__Problem requirements__. Restate every line of the material, word for word.

__Entries shown__.

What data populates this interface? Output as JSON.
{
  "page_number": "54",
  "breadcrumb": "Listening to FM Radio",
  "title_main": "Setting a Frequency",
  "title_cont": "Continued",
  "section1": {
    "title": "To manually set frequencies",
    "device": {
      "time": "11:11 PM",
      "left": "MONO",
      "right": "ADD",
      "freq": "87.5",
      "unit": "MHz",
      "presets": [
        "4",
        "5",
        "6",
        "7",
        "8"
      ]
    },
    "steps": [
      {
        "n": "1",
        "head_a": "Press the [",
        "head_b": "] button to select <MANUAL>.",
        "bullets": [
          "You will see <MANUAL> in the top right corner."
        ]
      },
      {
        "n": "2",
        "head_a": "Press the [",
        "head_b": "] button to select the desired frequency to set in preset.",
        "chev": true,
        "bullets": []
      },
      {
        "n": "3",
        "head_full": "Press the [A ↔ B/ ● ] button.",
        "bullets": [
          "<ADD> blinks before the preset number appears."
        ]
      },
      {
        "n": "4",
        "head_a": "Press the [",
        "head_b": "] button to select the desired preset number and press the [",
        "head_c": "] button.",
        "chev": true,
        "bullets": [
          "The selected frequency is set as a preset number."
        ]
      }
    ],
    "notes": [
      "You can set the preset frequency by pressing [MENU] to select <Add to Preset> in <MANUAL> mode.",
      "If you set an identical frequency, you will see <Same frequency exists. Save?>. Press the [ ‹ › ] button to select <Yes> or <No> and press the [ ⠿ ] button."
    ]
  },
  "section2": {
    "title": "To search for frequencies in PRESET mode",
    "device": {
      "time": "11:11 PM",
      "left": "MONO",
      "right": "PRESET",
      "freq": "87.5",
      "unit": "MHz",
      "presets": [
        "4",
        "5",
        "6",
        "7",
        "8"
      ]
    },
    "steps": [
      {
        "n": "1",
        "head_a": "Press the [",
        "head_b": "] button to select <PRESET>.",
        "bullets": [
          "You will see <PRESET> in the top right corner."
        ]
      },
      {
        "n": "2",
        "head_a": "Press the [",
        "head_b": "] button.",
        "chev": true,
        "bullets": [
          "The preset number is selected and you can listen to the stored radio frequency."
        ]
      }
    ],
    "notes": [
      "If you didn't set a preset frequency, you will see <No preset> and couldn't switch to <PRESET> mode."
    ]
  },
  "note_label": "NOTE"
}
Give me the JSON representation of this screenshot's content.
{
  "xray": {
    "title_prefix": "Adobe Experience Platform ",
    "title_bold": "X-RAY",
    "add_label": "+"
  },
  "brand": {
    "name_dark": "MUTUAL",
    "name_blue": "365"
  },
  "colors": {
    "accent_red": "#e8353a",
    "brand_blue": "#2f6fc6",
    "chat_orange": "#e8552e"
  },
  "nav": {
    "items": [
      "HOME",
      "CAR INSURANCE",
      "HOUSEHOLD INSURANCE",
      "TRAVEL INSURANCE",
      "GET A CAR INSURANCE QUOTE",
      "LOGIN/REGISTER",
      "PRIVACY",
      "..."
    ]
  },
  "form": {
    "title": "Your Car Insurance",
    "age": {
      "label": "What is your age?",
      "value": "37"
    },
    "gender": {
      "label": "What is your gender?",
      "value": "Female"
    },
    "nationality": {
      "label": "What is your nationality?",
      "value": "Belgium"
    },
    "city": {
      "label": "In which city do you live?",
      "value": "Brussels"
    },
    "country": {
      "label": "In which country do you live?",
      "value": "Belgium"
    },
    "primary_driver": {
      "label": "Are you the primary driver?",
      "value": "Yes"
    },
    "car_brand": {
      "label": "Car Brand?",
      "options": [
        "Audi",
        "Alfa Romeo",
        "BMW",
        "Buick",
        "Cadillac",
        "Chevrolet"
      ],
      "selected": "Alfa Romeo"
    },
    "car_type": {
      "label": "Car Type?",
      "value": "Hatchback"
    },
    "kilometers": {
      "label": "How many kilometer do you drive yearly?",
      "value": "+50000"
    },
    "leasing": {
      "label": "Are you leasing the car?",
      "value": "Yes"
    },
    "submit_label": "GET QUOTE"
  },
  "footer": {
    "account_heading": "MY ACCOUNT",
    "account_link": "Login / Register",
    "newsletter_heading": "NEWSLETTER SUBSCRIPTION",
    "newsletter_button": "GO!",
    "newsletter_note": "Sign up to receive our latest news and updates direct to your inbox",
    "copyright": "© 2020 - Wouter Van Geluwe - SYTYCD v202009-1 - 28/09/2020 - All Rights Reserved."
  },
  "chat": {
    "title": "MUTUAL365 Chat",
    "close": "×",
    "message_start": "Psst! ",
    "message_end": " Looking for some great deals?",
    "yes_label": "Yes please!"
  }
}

__Result of this exercise__.
What data populates this interface? Output as JSON.
{
  "page_number": "54",
  "breadcrumb": "Listening to FM Radio",
  "title_main": "Setting a Frequency",
  "title_cont": "Continued",
  "section1": {
    "title": "To manually set frequencies",
    "device": {
      "time": "11:11 PM",
      "left": "MONO",
      "right": "ADD",
      "freq": "87.5",
      "unit": "MHz",
      "presets": [
        "4",
        "5",
        "6",
        "7",
        "8"
      ]
    },
    "steps": [
      {
        "n": "1",
        "head_a": "Press the [",
        "head_b": "] button to select <MANUAL>.",
        "bullets": [
          "You will see <MANUAL> in the top right corner."
        ]
      },
      {
        "n": "2",
        "head_a": "Press the [",
        "head_b": "] button to select the desired frequency to set in preset.",
        "chev": true,
        "bullets": []
      },
      {
        "n": "3",
        "head_full": "Press the [A ↔ B/ ● ] button.",
        "bullets": [
          "<ADD> blinks before the preset number appears."
        ]
      },
      {
        "n": "4",
        "head_a": "Press the [",
        "head_b": "] button to select the desired preset number and press the [",
        "head_c": "] button.",
        "chev": true,
        "bullets": [
          "The selected frequency is set as a preset number."
        ]
      }
    ],
    "notes": [
      "You can set the preset frequency by pressing [MENU] to select <Add to Preset> in <MANUAL> mode.",
      "If you set an identical frequency, you will see <Same frequency exists. Save?>. Press the [ ‹ › ] button to select <Yes> or <No> and press the [ ⠿ ] button."
    ]
  },
  "section2": {
    "title": "To search for frequencies in PRESET mode",
    "device": {
      "time": "11:11 PM",
      "left": "MONO",
      "right": "PRESET",
      "freq": "87.5",
      "unit": "MHz",
      "presets": [
        "4",
        "5",
        "6",
        "7",
        "8"
      ]
    },
    "steps": [
      {
        "n": "1",
        "head_a": "Press the [",
        "head_b": "] button to select <PRESET>.",
        "bullets": [
          "You will see <PRESET> in the top right corner."
        ]
      },
      {
        "n": "2",
        "head_a": "Press the [",
        "head_b": "] button.",
        "chev": true,
        "bullets": [
          "The preset number is selected and you can listen to the stored radio frequency."
        ]
      }
    ],
    "notes": [
      "If you didn't set a preset frequency, you will see <No preset> and couldn't switch to <PRESET> mode."
    ]
  },
  "note_label": "NOTE"
}
Give me the JSON representation of this screenshot's content.
{
  "xray": {
    "title_prefix": "Adobe Experience Platform ",
    "title_bold": "X-RAY",
    "add_label": "+"
  },
  "brand": {
    "name_dark": "MUTUAL",
    "name_blue": "365"
  },
  "colors": {
    "accent_red": "#e8353a",
    "brand_blue": "#2f6fc6",
    "chat_orange": "#e8552e"
  },
  "nav": {
    "items": [
      "HOME",
      "CAR INSURANCE",
      "HOUSEHOLD INSURANCE",
      "TRAVEL INSURANCE",
      "GET A CAR INSURANCE QUOTE",
      "LOGIN/REGISTER",
      "PRIVACY",
      "..."
    ]
  },
  "form": {
    "title": "Your Car Insurance",
    "age": {
      "label": "What is your age?",
      "value": "37"
    },
    "gender": {
      "label": "What is your gender?",
      "value": "Female"
    },
    "nationality": {
      "label": "What is your nationality?",
      "value": "Belgium"
    },
    "city": {
      "label": "In which city do you live?",
      "value": "Brussels"
    },
    "country": {
      "label": "In which country do you live?",
      "value": "Belgium"
    },
    "primary_driver": {
      "label": "Are you the primary driver?",
      "value": "Yes"
    },
    "car_brand": {
      "label": "Car Brand?",
      "options": [
        "Audi",
        "Alfa Romeo",
        "BMW",
        "Buick",
        "Cadillac",
        "Chevrolet"
      ],
      "selected": "Alfa Romeo"
    },
    "car_type": {
      "label": "Car Type?",
      "value": "Hatchback"
    },
    "kilometers": {
      "label": "How many kilometer do you drive yearly?",
      "value": "+50000"
    },
    "leasing": {
      "label": "Are you leasing the car?",
      "value": "Yes"
    },
    "submit_label": "GET QUOTE"
  },
  "footer": {
    "account_heading": "MY ACCOUNT",
    "account_link": "Login / Register",
    "newsletter_heading": "NEWSLETTER SUBSCRIPTION",
    "newsletter_button": "GO!",
    "newsletter_note": "Sign up to receive our latest news and updates direct to your inbox",
    "copyright": "© 2020 - Wouter Van Geluwe - SYTYCD v202009-1 - 28/09/2020 - All Rights Reserved."
  },
  "chat": {
    "title": "MUTUAL365 Chat",
    "close": "×",
    "message_start": "Psst! ",
    "message_end": " Looking for some great deals?",
    "yes_label": "Yes please!"
  }
}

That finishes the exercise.